(Your instructions) Reproduce every record below exactly as it appears.

(Provided records)

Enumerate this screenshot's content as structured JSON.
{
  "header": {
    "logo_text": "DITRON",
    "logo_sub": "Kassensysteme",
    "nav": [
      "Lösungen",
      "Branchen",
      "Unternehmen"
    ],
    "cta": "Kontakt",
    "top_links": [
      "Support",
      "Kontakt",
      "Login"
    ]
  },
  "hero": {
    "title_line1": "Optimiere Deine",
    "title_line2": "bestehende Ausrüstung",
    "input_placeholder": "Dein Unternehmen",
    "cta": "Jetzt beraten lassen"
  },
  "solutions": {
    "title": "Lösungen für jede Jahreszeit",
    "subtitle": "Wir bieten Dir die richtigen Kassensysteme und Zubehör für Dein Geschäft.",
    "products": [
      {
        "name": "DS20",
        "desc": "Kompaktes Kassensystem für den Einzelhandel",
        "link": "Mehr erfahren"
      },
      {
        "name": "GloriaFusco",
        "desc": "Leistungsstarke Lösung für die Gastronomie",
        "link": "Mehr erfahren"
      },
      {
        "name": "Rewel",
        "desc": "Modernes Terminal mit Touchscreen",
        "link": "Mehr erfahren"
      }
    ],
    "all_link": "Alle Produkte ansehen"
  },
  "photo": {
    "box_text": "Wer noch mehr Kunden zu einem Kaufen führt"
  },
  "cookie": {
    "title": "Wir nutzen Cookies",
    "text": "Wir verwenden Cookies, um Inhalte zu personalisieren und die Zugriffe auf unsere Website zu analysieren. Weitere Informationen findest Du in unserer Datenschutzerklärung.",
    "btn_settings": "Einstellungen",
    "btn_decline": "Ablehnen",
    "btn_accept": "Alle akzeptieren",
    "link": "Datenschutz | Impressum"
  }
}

(Answer to the task)
Enumerate this screenshot's content as structured JSON.
{
  "header": {
    "logo_text": "DITRON",
    "logo_sub": "Kassensysteme",
    "nav": [
      "Lösungen",
      "Branchen",
      "Unternehmen"
    ],
    "cta": "Kontakt",
    "top_links": [
      "Support",
      "Kontakt",
      "Login"
    ]
  },
  "hero": {
    "title_line1": "Optimiere Deine",
    "title_line2": "bestehende Ausrüstung",
    "input_placeholder": "Dein Unternehmen",
    "cta": "Jetzt beraten lassen"
  },
  "solutions": {
    "title": "Lösungen für jede Jahreszeit",
    "subtitle": "Wir bieten Dir die richtigen Kassensysteme und Zubehör für Dein Geschäft.",
    "products": [
      {
        "name": "DS20",
        "desc": "Kompaktes Kassensystem für den Einzelhandel",
        "link": "Mehr erfahren"
      },
      {
        "name": "GloriaFusco",
        "desc": "Leistungsstarke Lösung für die Gastronomie",
        "link": "Mehr erfahren"
      },
      {
        "name": "Rewel",
        "desc": "Modernes Terminal mit Touchscreen",
        "link": "Mehr erfahren"
      }
    ],
    "all_link": "Alle Produkte ansehen"
  },
  "photo": {
    "box_text": "Wer noch mehr Kunden zu einem Kaufen führt"
  },
  "cookie": {
    "title": "Wir nutzen Cookies",
    "text": "Wir verwenden Cookies, um Inhalte zu personalisieren und die Zugriffe auf unsere Website zu analysieren. Weitere Informationen findest Du in unserer Datenschutzerklärung.",
    "btn_settings": "Einstellungen",
    "btn_decline": "Ablehnen",
    "btn_accept": "Alle akzeptieren",
    "link": "Datenschutz | Impressum"
  }
}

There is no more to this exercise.